Task: Keep only the lines that hold the string "JSON", filtering out the rest of the entries below.

Exercise materials:
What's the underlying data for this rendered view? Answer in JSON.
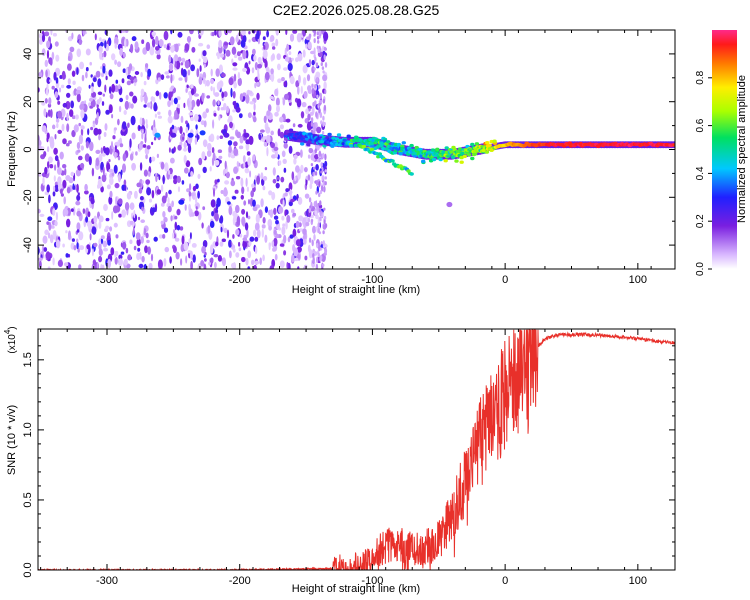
{
  "title": "C2E2.2026.025.08.28.G25",
  "chart_data": [
    {
      "type": "heatmap",
      "name": "spectrogram",
      "xlabel": "Height of straight line (km)",
      "ylabel": "Frequency (Hz)",
      "xlim": [
        -352,
        128
      ],
      "ylim": [
        -50,
        50
      ],
      "xticks": [
        -300,
        -200,
        -100,
        0,
        100
      ],
      "yticks": [
        -40,
        -20,
        0,
        20,
        40
      ],
      "colorbar": {
        "label": "Normalized spectral amplitude",
        "range": [
          0,
          1
        ],
        "ticks": [
          0.0,
          0.2,
          0.4,
          0.6,
          0.8
        ]
      },
      "noise_region_x": [
        -352,
        -135
      ],
      "signal_track": {
        "x": [
          -165,
          -140,
          -120,
          -100,
          -80,
          -60,
          -40,
          -20,
          0,
          20,
          40,
          60,
          80,
          100,
          128
        ],
        "freq": [
          6,
          4,
          3,
          3,
          0,
          -2,
          -2,
          0,
          2,
          2,
          2,
          2,
          2,
          2,
          2
        ],
        "amplitude": [
          0.25,
          0.35,
          0.45,
          0.5,
          0.45,
          0.5,
          0.55,
          0.65,
          0.8,
          0.9,
          0.95,
          0.95,
          0.95,
          0.95,
          0.95
        ]
      }
    },
    {
      "type": "line",
      "name": "snr",
      "xlabel": "Height of straight line (km)",
      "ylabel": "SNR (10 * v/v)",
      "multiplier_label": "(x10",
      "multiplier_exponent": "4",
      "xlim": [
        -352,
        128
      ],
      "ylim": [
        0,
        1.72
      ],
      "xticks": [
        -300,
        -200,
        -100,
        0,
        100
      ],
      "yticks": [
        "0.0",
        "0.5",
        "1.0",
        "1.5"
      ],
      "color": "#e8302a",
      "series": [
        {
          "name": "SNR",
          "x": [
            -352,
            -300,
            -200,
            -130,
            -110,
            -100,
            -90,
            -80,
            -70,
            -60,
            -50,
            -45,
            -40,
            -30,
            -20,
            -10,
            0,
            10,
            20,
            30,
            40,
            60,
            80,
            100,
            128
          ],
          "y": [
            0.0,
            0.0,
            0.0,
            0.01,
            0.04,
            0.1,
            0.17,
            0.18,
            0.14,
            0.16,
            0.22,
            0.3,
            0.4,
            0.65,
            0.88,
            1.05,
            1.23,
            1.4,
            1.55,
            1.65,
            1.68,
            1.68,
            1.67,
            1.65,
            1.62
          ]
        }
      ]
    }
  ]
}
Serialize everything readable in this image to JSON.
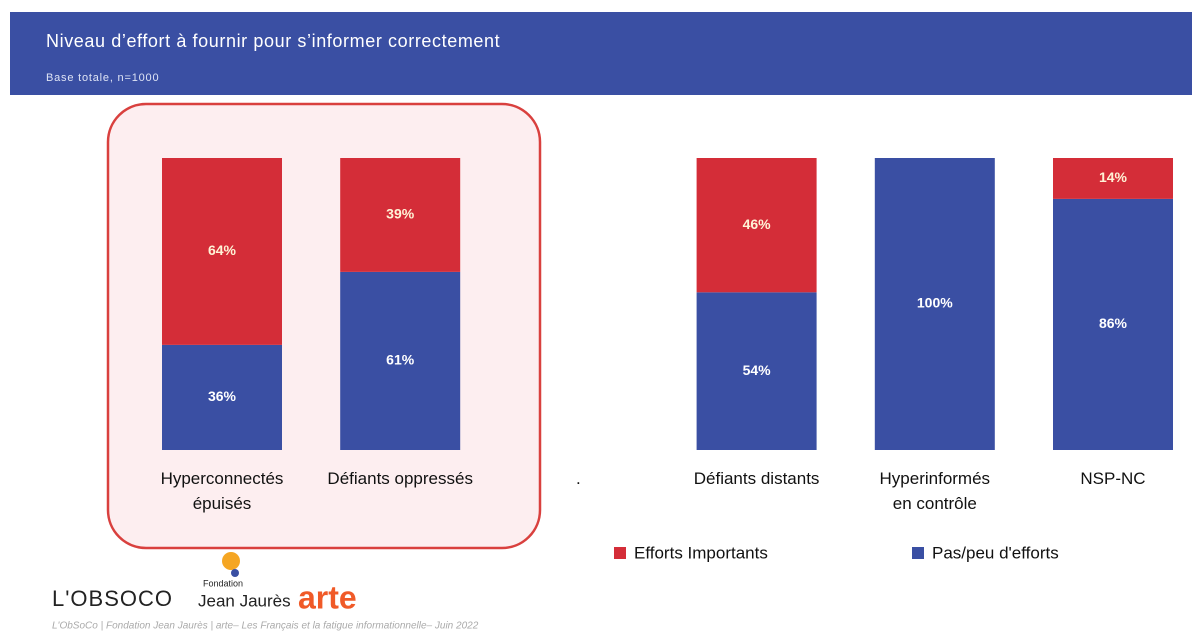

Full answer:
What's the underlying data for this rendered view? Answer in JSON.
Serialize everything readable in this image to JSON.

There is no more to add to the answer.